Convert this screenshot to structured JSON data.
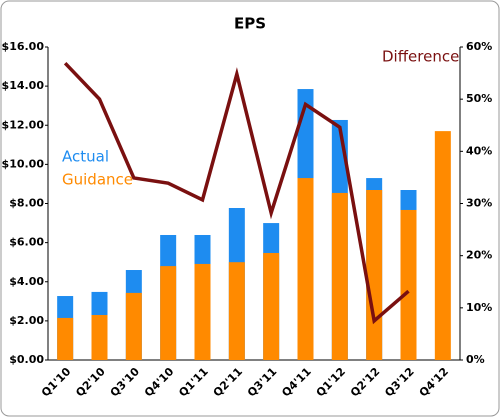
{
  "chart_data": {
    "type": "bar-line",
    "title": "EPS",
    "categories": [
      "Q1'10",
      "Q2'10",
      "Q3'10",
      "Q4'10",
      "Q1'11",
      "Q2'11",
      "Q3'11",
      "Q4'11",
      "Q1'12",
      "Q2'12",
      "Q3'12",
      "Q4'12"
    ],
    "series": [
      {
        "name": "Actual",
        "color": "#1e8cf0",
        "values": [
          3.27,
          3.48,
          4.6,
          6.39,
          6.39,
          7.77,
          7.0,
          13.85,
          12.27,
          9.3,
          8.69,
          null
        ]
      },
      {
        "name": "Guidance",
        "color": "#ff8a00",
        "values": [
          2.15,
          2.3,
          3.43,
          4.8,
          4.91,
          5.0,
          5.47,
          9.3,
          8.54,
          8.69,
          7.67,
          11.7
        ]
      },
      {
        "name": "Difference",
        "color": "#7a1010",
        "axis": "y2",
        "values": [
          56.9,
          50,
          34.9,
          33.9,
          30.7,
          54.8,
          28.2,
          49,
          44.6,
          7.5,
          13.2,
          null
        ]
      }
    ],
    "ylim": [
      0,
      16
    ],
    "yticks": [
      {
        "value": 0,
        "label": "$0.00"
      },
      {
        "value": 2,
        "label": "$2.00"
      },
      {
        "value": 4,
        "label": "$4.00"
      },
      {
        "value": 6,
        "label": "$6.00"
      },
      {
        "value": 8,
        "label": "$8.00"
      },
      {
        "value": 10,
        "label": "$10.00"
      },
      {
        "value": 12,
        "label": "$12.00"
      },
      {
        "value": 14,
        "label": "$14.00"
      },
      {
        "value": 16,
        "label": "$16.00"
      }
    ],
    "y2lim": [
      0,
      60
    ],
    "y2ticks": [
      {
        "value": 0,
        "label": "0%"
      },
      {
        "value": 10,
        "label": "10%"
      },
      {
        "value": 20,
        "label": "20%"
      },
      {
        "value": 30,
        "label": "30%"
      },
      {
        "value": 40,
        "label": "40%"
      },
      {
        "value": 50,
        "label": "50%"
      },
      {
        "value": 60,
        "label": "60%"
      }
    ]
  }
}
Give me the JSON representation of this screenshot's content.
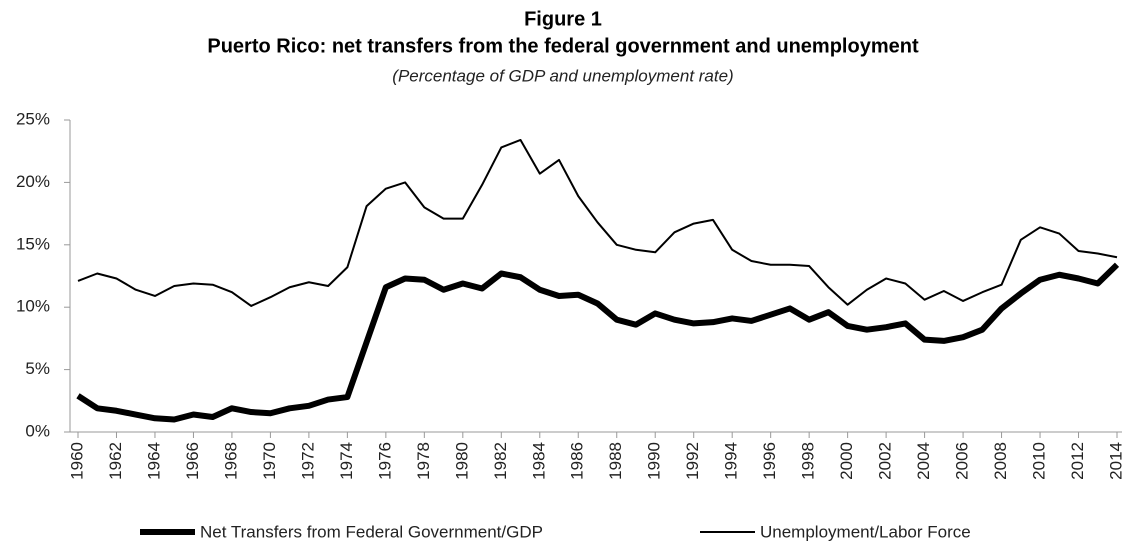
{
  "chart_data": {
    "type": "line",
    "title": "Figure 1",
    "subtitle": "Puerto Rico: net transfers from the federal government and unemployment",
    "note": "(Percentage of GDP and unemployment rate)",
    "x": [
      1960,
      1961,
      1962,
      1963,
      1964,
      1965,
      1966,
      1967,
      1968,
      1969,
      1970,
      1971,
      1972,
      1973,
      1974,
      1975,
      1976,
      1977,
      1978,
      1979,
      1980,
      1981,
      1982,
      1983,
      1984,
      1985,
      1986,
      1987,
      1988,
      1989,
      1990,
      1991,
      1992,
      1993,
      1994,
      1995,
      1996,
      1997,
      1998,
      1999,
      2000,
      2001,
      2002,
      2003,
      2004,
      2005,
      2006,
      2007,
      2008,
      2009,
      2010,
      2011,
      2012,
      2013,
      2014
    ],
    "xlim": [
      1960,
      2014
    ],
    "xticks": [
      1960,
      1962,
      1964,
      1966,
      1968,
      1970,
      1972,
      1974,
      1976,
      1978,
      1980,
      1982,
      1984,
      1986,
      1988,
      1990,
      1992,
      1994,
      1996,
      1998,
      2000,
      2002,
      2004,
      2006,
      2008,
      2010,
      2012,
      2014
    ],
    "ylim": [
      0,
      25
    ],
    "yticks": [
      {
        "value": 0,
        "label": "0%"
      },
      {
        "value": 5,
        "label": "5%"
      },
      {
        "value": 10,
        "label": "10%"
      },
      {
        "value": 15,
        "label": "15%"
      },
      {
        "value": 20,
        "label": "20%"
      },
      {
        "value": 25,
        "label": "25%"
      }
    ],
    "legend": "bottom",
    "series": [
      {
        "name": "Net Transfers from Federal Government/GDP",
        "color": "#000000",
        "line_width": 6,
        "values": [
          2.9,
          1.9,
          1.7,
          1.4,
          1.1,
          1.0,
          1.4,
          1.2,
          1.9,
          1.6,
          1.5,
          1.9,
          2.1,
          2.6,
          2.8,
          7.2,
          11.6,
          12.3,
          12.2,
          11.4,
          11.9,
          11.5,
          12.7,
          12.4,
          11.4,
          10.9,
          11.0,
          10.3,
          9.0,
          8.6,
          9.5,
          9.0,
          8.7,
          8.8,
          9.1,
          8.9,
          9.4,
          9.9,
          9.0,
          9.6,
          8.5,
          8.2,
          8.4,
          8.7,
          7.4,
          7.3,
          7.6,
          8.2,
          9.9,
          11.1,
          12.2,
          12.6,
          12.3,
          11.9,
          13.4
        ]
      },
      {
        "name": "Unemployment/Labor Force",
        "color": "#000000",
        "line_width": 2,
        "values": [
          12.1,
          12.7,
          12.3,
          11.4,
          10.9,
          11.7,
          11.9,
          11.8,
          11.2,
          10.1,
          10.8,
          11.6,
          12.0,
          11.7,
          13.2,
          18.1,
          19.5,
          20.0,
          18.0,
          17.1,
          17.1,
          19.8,
          22.8,
          23.4,
          20.7,
          21.8,
          18.9,
          16.8,
          15.0,
          14.6,
          14.4,
          16.0,
          16.7,
          17.0,
          14.6,
          13.7,
          13.4,
          13.4,
          13.3,
          11.6,
          10.2,
          11.4,
          12.3,
          11.9,
          10.6,
          11.3,
          10.5,
          11.2,
          11.8,
          15.4,
          16.4,
          15.9,
          14.5,
          14.3,
          14.0
        ]
      }
    ]
  }
}
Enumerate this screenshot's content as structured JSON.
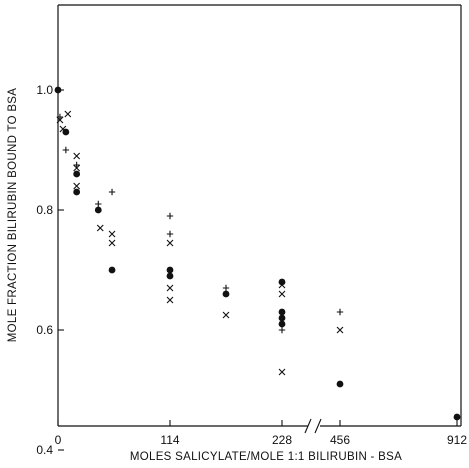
{
  "chart_data": {
    "type": "scatter",
    "xlabel": "MOLES SALICYLATE/MOLE 1:1 BILIRUBIN - BSA",
    "ylabel": "MOLE FRACTION BILIRUBIN BOUND TO BSA",
    "x_axis": {
      "scale": "piecewise-linear with axis break after 228",
      "ticks": [
        0,
        114,
        228,
        456,
        912
      ],
      "tick_labels": [
        "0",
        "114",
        "228",
        "456",
        "912"
      ]
    },
    "y_axis": {
      "ticks": [
        0.4,
        0.6,
        0.8,
        1.0
      ],
      "tick_labels": [
        "0.4",
        "0.6",
        "0.8",
        "1.0"
      ]
    },
    "grid": false,
    "legend": "none",
    "series": [
      {
        "marker": "filled-circle",
        "points": [
          [
            0,
            1.0
          ],
          [
            8,
            0.93
          ],
          [
            19,
            0.86
          ],
          [
            19,
            0.83
          ],
          [
            41,
            0.8
          ],
          [
            55,
            0.7
          ],
          [
            114,
            0.7
          ],
          [
            114,
            0.69
          ],
          [
            171,
            0.66
          ],
          [
            228,
            0.68
          ],
          [
            228,
            0.63
          ],
          [
            228,
            0.62
          ],
          [
            228,
            0.61
          ],
          [
            456,
            0.51
          ],
          [
            912,
            0.455
          ]
        ]
      },
      {
        "marker": "cross-x",
        "points": [
          [
            2,
            0.95
          ],
          [
            5,
            0.935
          ],
          [
            10,
            0.96
          ],
          [
            19,
            0.89
          ],
          [
            19,
            0.87
          ],
          [
            19,
            0.84
          ],
          [
            43,
            0.77
          ],
          [
            55,
            0.76
          ],
          [
            55,
            0.745
          ],
          [
            114,
            0.745
          ],
          [
            114,
            0.67
          ],
          [
            114,
            0.65
          ],
          [
            171,
            0.625
          ],
          [
            228,
            0.675
          ],
          [
            228,
            0.66
          ],
          [
            228,
            0.53
          ],
          [
            456,
            0.6
          ]
        ]
      },
      {
        "marker": "plus",
        "points": [
          [
            2,
            0.955
          ],
          [
            8,
            0.9
          ],
          [
            19,
            0.875
          ],
          [
            41,
            0.81
          ],
          [
            55,
            0.83
          ],
          [
            114,
            0.79
          ],
          [
            114,
            0.76
          ],
          [
            171,
            0.67
          ],
          [
            228,
            0.6
          ],
          [
            456,
            0.63
          ]
        ]
      }
    ]
  }
}
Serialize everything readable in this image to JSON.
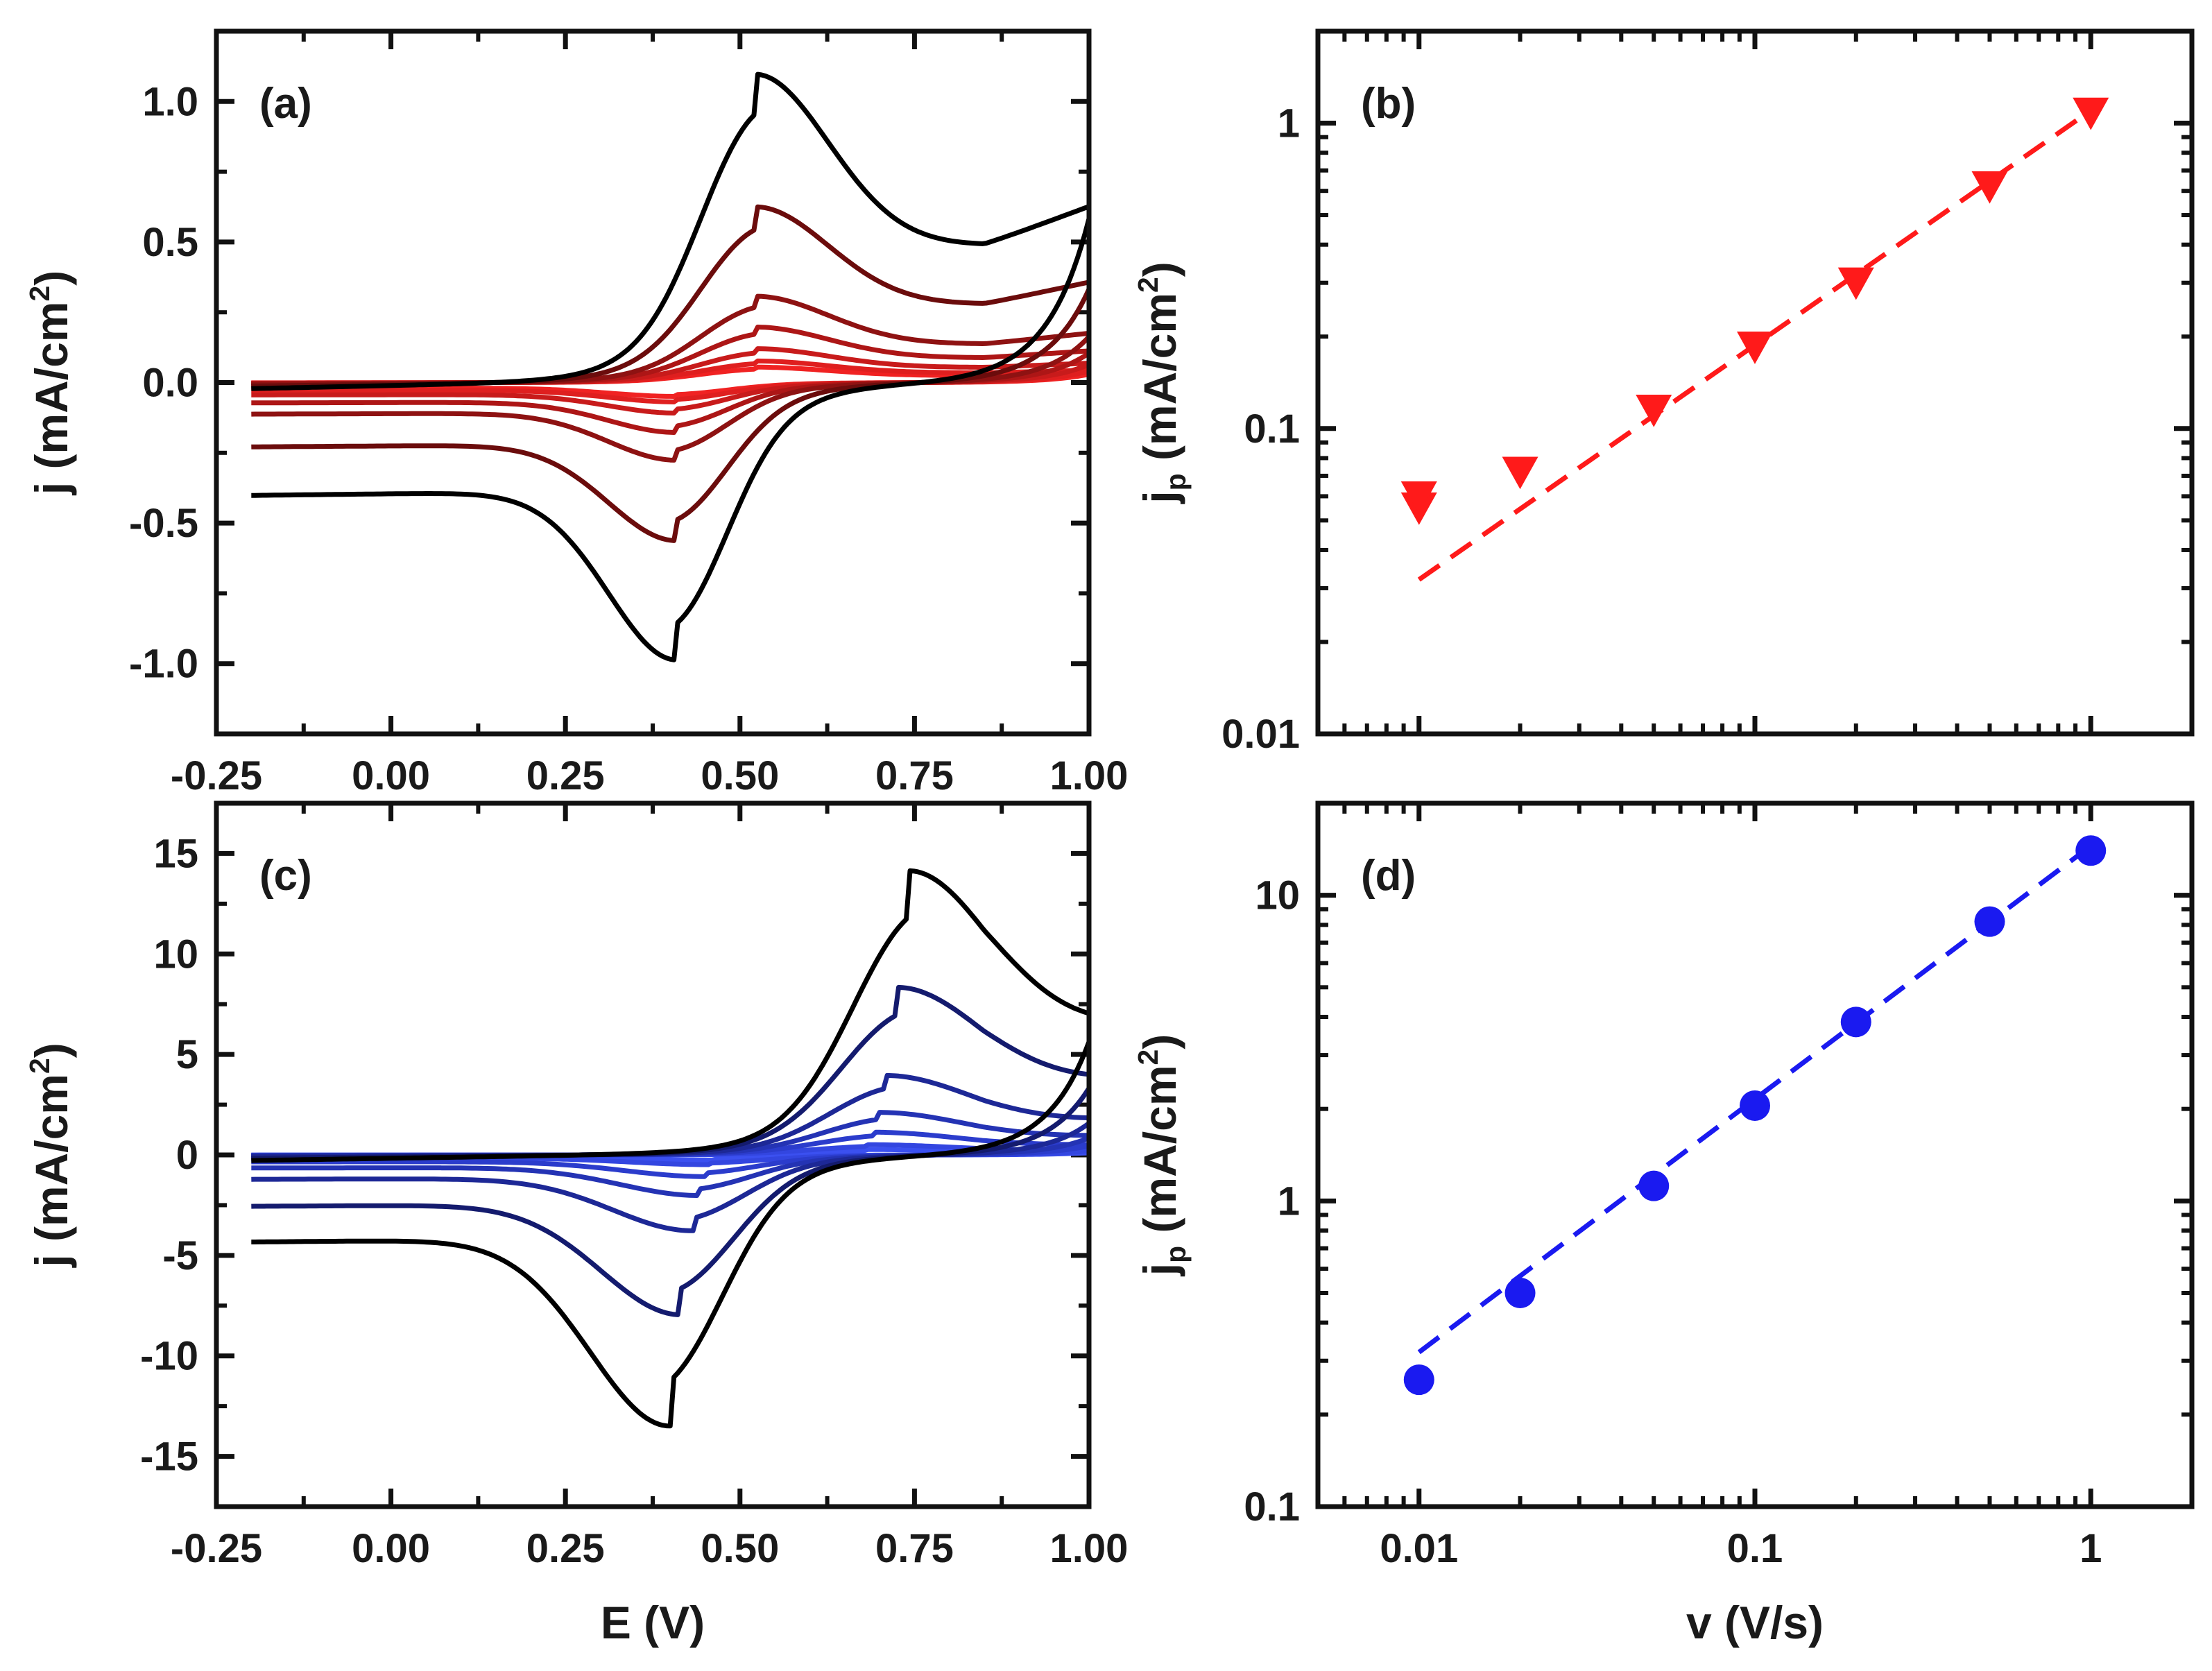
{
  "chart_data": [
    {
      "panel": "a",
      "panel_label": "(a)",
      "type": "line",
      "subtype": "cyclic-voltammogram",
      "xlabel": "E (V)",
      "ylabel_main": "j (mA/cm",
      "ylabel_sup": "2",
      "ylabel_close": ")",
      "xlim": [
        -0.25,
        1.0
      ],
      "ylim": [
        -1.25,
        1.25
      ],
      "xticks": [
        -0.25,
        0.0,
        0.25,
        0.5,
        0.75,
        1.0
      ],
      "xtick_labels": [
        "-0.25",
        "0.00",
        "0.25",
        "0.50",
        "0.75",
        "1.00"
      ],
      "yticks": [
        -1.0,
        -0.5,
        0.0,
        0.5,
        1.0
      ],
      "ytick_labels": [
        "-1.0",
        "-0.5",
        "0.0",
        "0.5",
        "1.0"
      ],
      "show_xtick_labels": true,
      "show_xlabel": false,
      "scan_rate_scale": [
        1.0,
        0.57,
        0.28,
        0.18,
        0.11,
        0.07,
        0.05
      ],
      "colors": [
        "#000000",
        "#6b0c0c",
        "#8e1212",
        "#ad1616",
        "#c81b1b",
        "#df1f1f",
        "#f02222"
      ],
      "cv_peaks": {
        "anodic_E": 0.52,
        "cathodic_E": 0.41,
        "anodic_j": 1.08,
        "cathodic_j": -0.97,
        "anodic_shift": 0.0,
        "cathodic_shift": 0.0,
        "sharpness": 0.12,
        "plateau": 0.42,
        "baseline_slope": 0.05,
        "tail_end": 0.48,
        "start_E": -0.2,
        "end_E": 1.0
      }
    },
    {
      "panel": "b",
      "panel_label": "(b)",
      "type": "scatter",
      "scale": "log-log",
      "xlabel": "",
      "ylabel_main": "j",
      "ylabel_sub": "p",
      "ylabel_rest": " (mA/cm",
      "ylabel_sup": "2",
      "ylabel_close": ")",
      "xlim": [
        0.005,
        2.0
      ],
      "ylim": [
        0.01,
        2.0
      ],
      "xtick_labels": [
        "0.01",
        "0.1",
        "1"
      ],
      "xticks": [
        0.01,
        0.1,
        1
      ],
      "ytick_labels": [
        "0.01",
        "0.1",
        "1"
      ],
      "yticks": [
        0.01,
        0.1,
        1
      ],
      "show_xtick_labels": false,
      "marker": "triangle-down",
      "color": "#ff1a1a",
      "x": [
        0.01,
        0.02,
        0.05,
        0.1,
        0.2,
        0.5,
        1.0
      ],
      "y": [
        0.055,
        0.072,
        0.115,
        0.185,
        0.3,
        0.62,
        1.08
      ],
      "fit": {
        "x": [
          0.01,
          1.0
        ],
        "y": [
          0.032,
          1.1
        ]
      }
    },
    {
      "panel": "c",
      "panel_label": "(c)",
      "type": "line",
      "subtype": "cyclic-voltammogram",
      "xlabel": "E (V)",
      "ylabel_main": "j (mA/cm",
      "ylabel_sup": "2",
      "ylabel_close": ")",
      "xlim": [
        -0.25,
        1.0
      ],
      "ylim": [
        -17.5,
        17.5
      ],
      "xticks": [
        -0.25,
        0.0,
        0.25,
        0.5,
        0.75,
        1.0
      ],
      "xtick_labels": [
        "-0.25",
        "0.00",
        "0.25",
        "0.50",
        "0.75",
        "1.00"
      ],
      "yticks": [
        -15,
        -10,
        -5,
        0,
        5,
        10,
        15
      ],
      "ytick_labels": [
        "-15",
        "-10",
        "-5",
        "0",
        "5",
        "10",
        "15"
      ],
      "show_xtick_labels": true,
      "show_xlabel": true,
      "scan_rate_scale": [
        1.0,
        0.59,
        0.28,
        0.15,
        0.08,
        0.036,
        0.019
      ],
      "colors": [
        "#000000",
        "#141b6e",
        "#1d2896",
        "#2433b4",
        "#2b3ccc",
        "#3346e0",
        "#3b50f0"
      ],
      "cv_peaks": {
        "anodic_E": 0.74,
        "cathodic_E": 0.4,
        "anodic_j": 13.9,
        "cathodic_j": -13.3,
        "anodic_shift": 0.07,
        "cathodic_shift": 0.07,
        "sharpness": 0.14,
        "plateau": 0.33,
        "baseline_slope": 0.04,
        "tail_end": 0.3,
        "start_E": -0.2,
        "end_E": 1.0
      }
    },
    {
      "panel": "d",
      "panel_label": "(d)",
      "type": "scatter",
      "scale": "log-log",
      "xlabel": "v (V/s)",
      "ylabel_main": "j",
      "ylabel_sub": "p",
      "ylabel_rest": " (mA/cm",
      "ylabel_sup": "2",
      "ylabel_close": ")",
      "xlim": [
        0.005,
        2.0
      ],
      "ylim": [
        0.1,
        20.0
      ],
      "xtick_labels": [
        "0.01",
        "0.1",
        "1"
      ],
      "xticks": [
        0.01,
        0.1,
        1
      ],
      "ytick_labels": [
        "0.1",
        "1",
        "10"
      ],
      "yticks": [
        0.1,
        1,
        10
      ],
      "show_xtick_labels": true,
      "marker": "circle",
      "color": "#1a1af0",
      "x": [
        0.01,
        0.02,
        0.05,
        0.1,
        0.2,
        0.5,
        1.0
      ],
      "y": [
        0.26,
        0.5,
        1.12,
        2.05,
        3.85,
        8.2,
        14.0
      ],
      "fit": {
        "x": [
          0.01,
          1.0
        ],
        "y": [
          0.32,
          14.5
        ]
      }
    }
  ]
}
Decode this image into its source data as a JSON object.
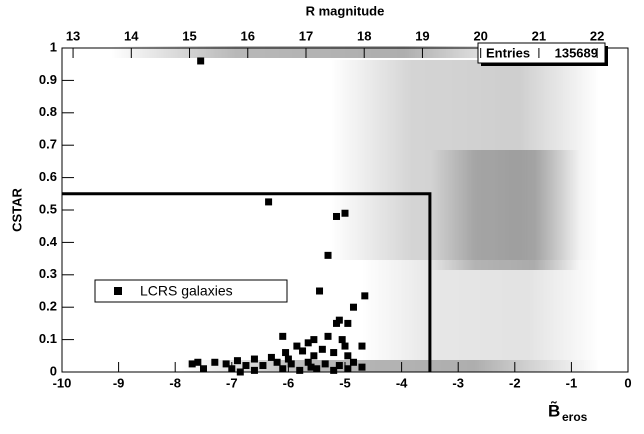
###
**Requirements**
Using the listing above, say how many of its lines contain the string "screenshot", giving nothing but the figure.

**Output below**
3